[Data entries]
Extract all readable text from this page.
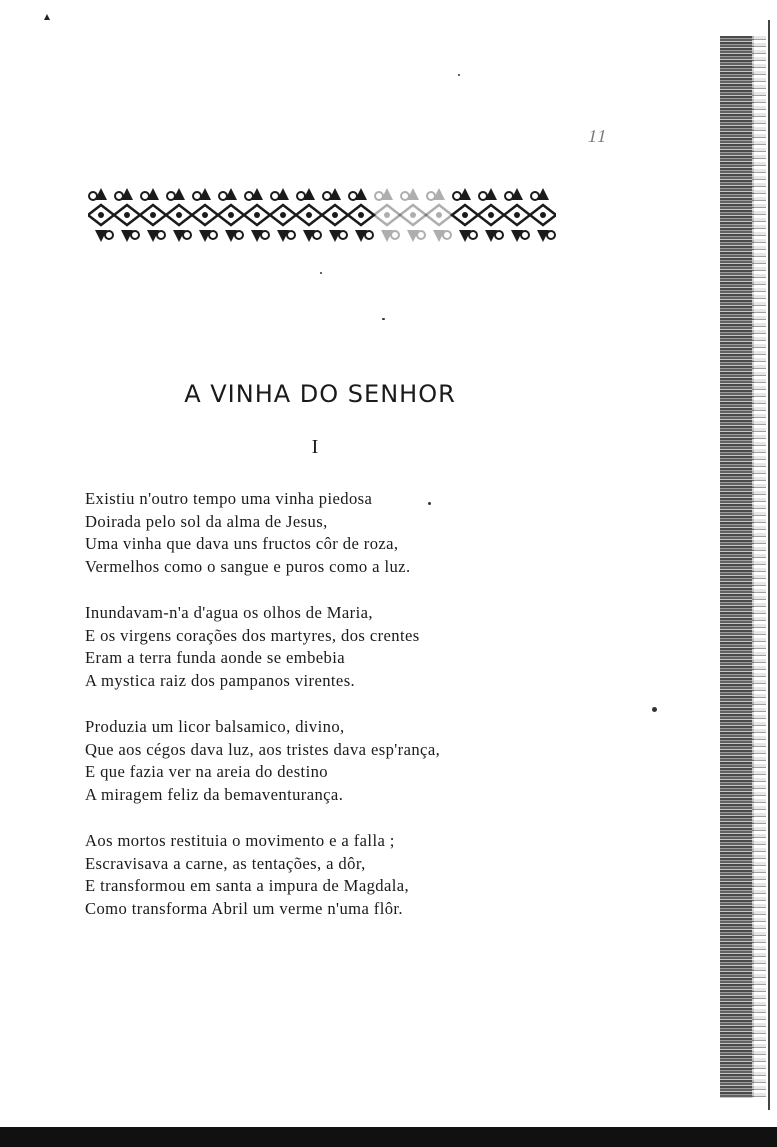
11
A VINHA DO SENHOR
I
Existiu n'outro tempo uma vinha piedosa
Doirada pelo sol da alma de Jesus,
Uma vinha que dava uns fructos côr de roza,
Vermelhos como o sangue e puros como a luz.
Inundavam-n'a d'agua os olhos de Maria,
E os virgens corações dos martyres, dos crentes
Eram a terra funda aonde se embebia
A mystica raiz dos pampanos virentes.
Produzia um licor balsamico, divino,
Que aos cégos dava luz, aos tristes dava esp'rança,
E que fazia ver na areia do destino
A miragem feliz da bemaventurança.
Aos mortos restituia o movimento e a falla ;
Escravisava a carne, as tentações, a dôr,
E transformou em santa a impura de Magdala,
Como transforma Abril um verme n'uma flôr.
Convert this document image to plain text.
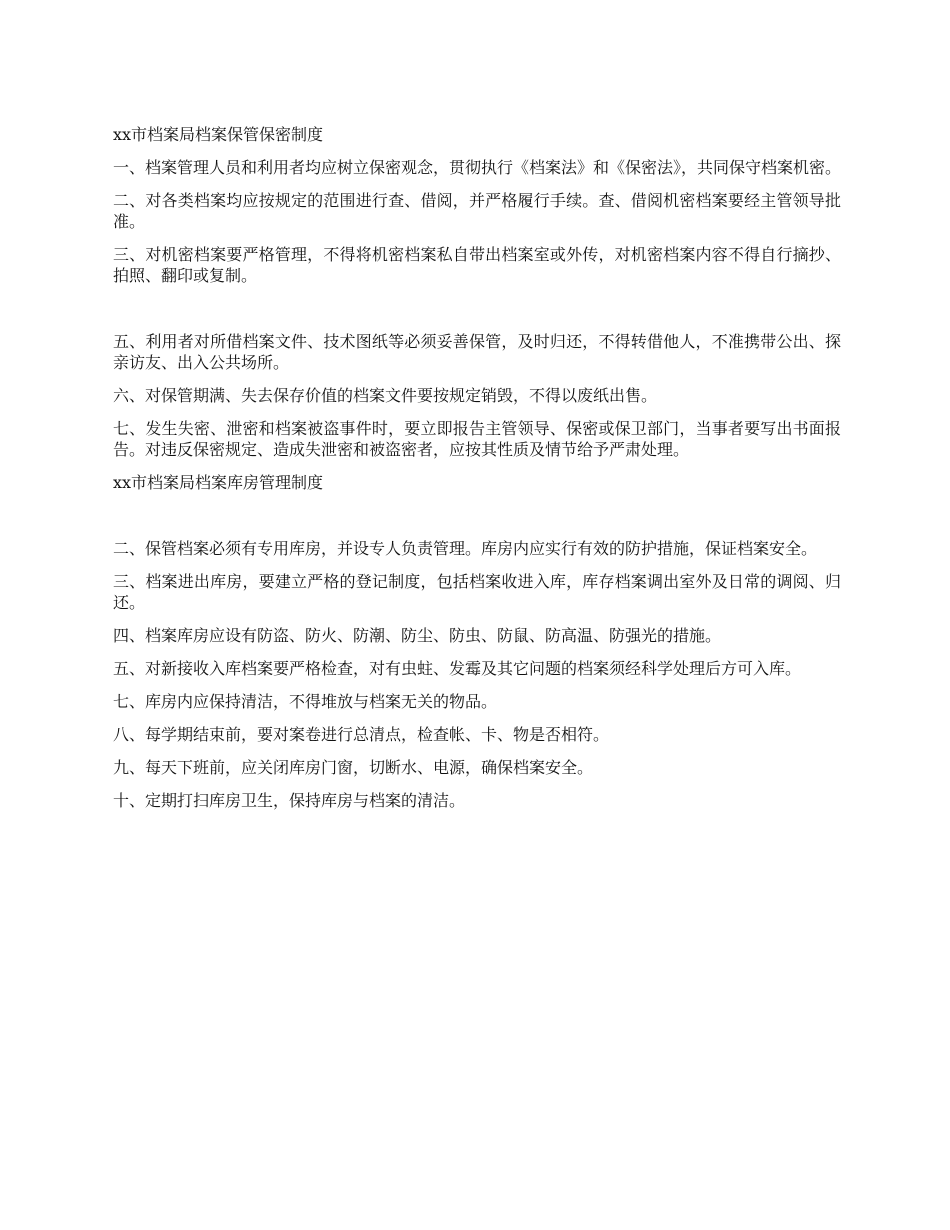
xx市档案局档案保管保密制度

一、档案管理人员和利用者均应树立保密观念，贯彻执行《档案法》和《保密法》，共同保守档案机密。

二、对各类档案均应按规定的范围进行查、借阅，并严格履行手续。查、借阅机密档案要经主管领导批准。

三、对机密档案要严格管理，不得将机密档案私自带出档案室或外传，对机密档案内容不得自行摘抄、拍照、翻印或复制。

五、利用者对所借档案文件、技术图纸等必须妥善保管，及时归还，不得转借他人，不准携带公出、探亲访友、出入公共场所。

六、对保管期满、失去保存价值的档案文件要按规定销毁，不得以废纸出售。

七、发生失密、泄密和档案被盗事件时，要立即报告主管领导、保密或保卫部门，当事者要写出书面报告。对违反保密规定、造成失泄密和被盗密者，应按其性质及情节给予严肃处理。

xx市档案局档案库房管理制度

二、保管档案必须有专用库房，并设专人负责管理。库房内应实行有效的防护措施，保证档案安全。

三、档案进出库房，要建立严格的登记制度，包括档案收进入库，库存档案调出室外及日常的调阅、归还。

四、档案库房应设有防盗、防火、防潮、防尘、防虫、防鼠、防高温、防强光的措施。

五、对新接收入库档案要严格检查，对有虫蛀、发霉及其它问题的档案须经科学处理后方可入库。

七、库房内应保持清洁，不得堆放与档案无关的物品。

八、每学期结束前，要对案卷进行总清点，检查帐、卡、物是否相符。

九、每天下班前，应关闭库房门窗，切断水、电源，确保档案安全。

十、定期打扫库房卫生，保持库房与档案的清洁。
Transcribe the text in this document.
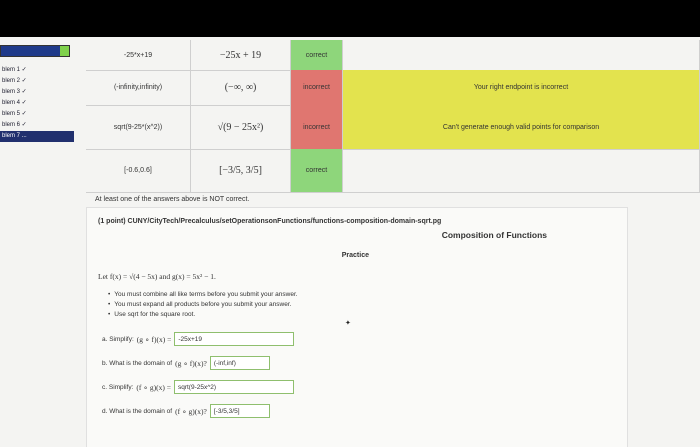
blem 1 ✓
blem 2 ✓
blem 3 ✓
blem 4 ✓
blem 5 ✓
blem 6 ✓
blem 7 ...
-25*x+19	−25x + 19	correct
(-infinity,infinity)	(−∞, ∞)	incorrect	Your right endpoint is incorrect
sqrt(9-25*(x^2))	√(9 − 25x²)	incorrect	Can't generate enough valid points for comparison
[-0.6,0.6]	[−3/5, 3/5]	correct
At least one of the answers above is NOT correct.
(1 point) CUNY/CityTech/Precalculus/setOperationsonFunctions/functions-composition-domain-sqrt.pg
Composition of Functions
Practice
Let f(x) = √(4 − 5x) and g(x) = 5x² − 1.
• You must combine all like terms before you submit your answer.
• You must expand all products before you submit your answer.
• Use sqrt for the square root.
✦
a. Simplify: (g ∘ f)(x) =	-25x+19
b. What is the domain of (g ∘ f)(x)?	(-inf,inf)
c. Simplify: (f ∘ g)(x) =	sqrt(9-25x^2)
d. What is the domain of (f ∘ g)(x)?	[-3/5,3/5]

TASK DIRECTIONS: Note how many lines in the material hold the word "before", and give that number with nothing added.

TASK OUTPUT: 2